# Extracted data entries
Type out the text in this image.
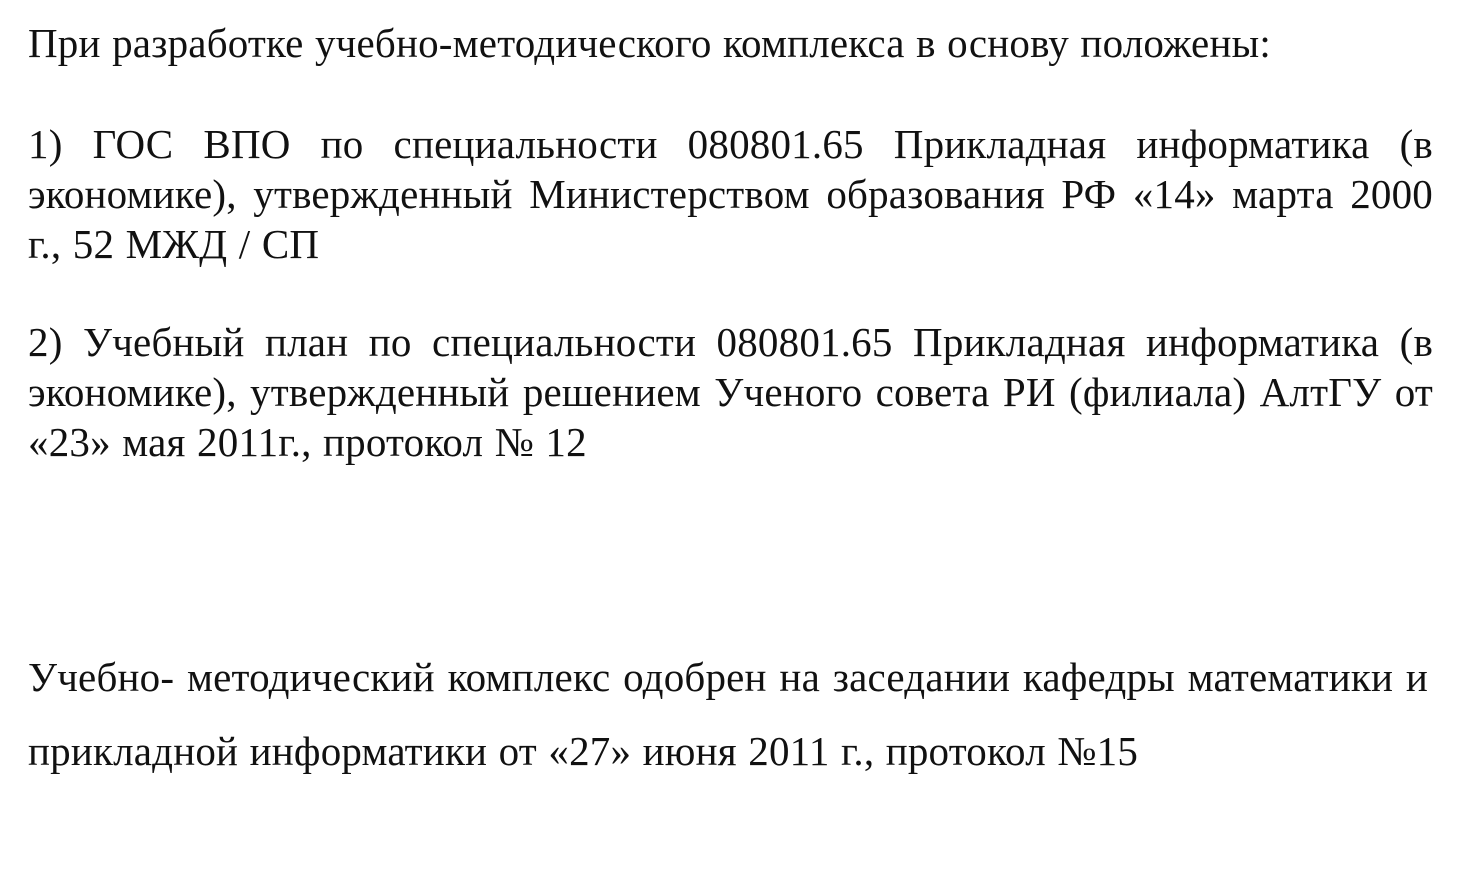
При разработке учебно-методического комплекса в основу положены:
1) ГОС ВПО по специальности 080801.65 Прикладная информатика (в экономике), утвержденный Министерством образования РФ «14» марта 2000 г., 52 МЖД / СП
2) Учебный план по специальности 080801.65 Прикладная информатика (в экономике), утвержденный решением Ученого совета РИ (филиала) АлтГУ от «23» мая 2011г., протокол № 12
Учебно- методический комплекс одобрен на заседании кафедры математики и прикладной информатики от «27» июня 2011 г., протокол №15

# JOB
Set down all the entries exactly as they appear, but skip any pictures.

# ANSWER TO THIS EXERCISE
Type out the text in this image.
При разработке учебно-методического комплекса в основу положены:
1) ГОС ВПО по специальности 080801.65 Прикладная информатика (в экономике), утвержденный Министерством образования РФ «14» марта 2000 г., 52 МЖД / СП
2) Учебный план по специальности 080801.65 Прикладная информатика (в экономике), утвержденный решением Ученого совета РИ (филиала) АлтГУ от «23» мая 2011г., протокол № 12
Учебно- методический комплекс одобрен на заседании кафедры математики и прикладной информатики от «27» июня 2011 г., протокол №15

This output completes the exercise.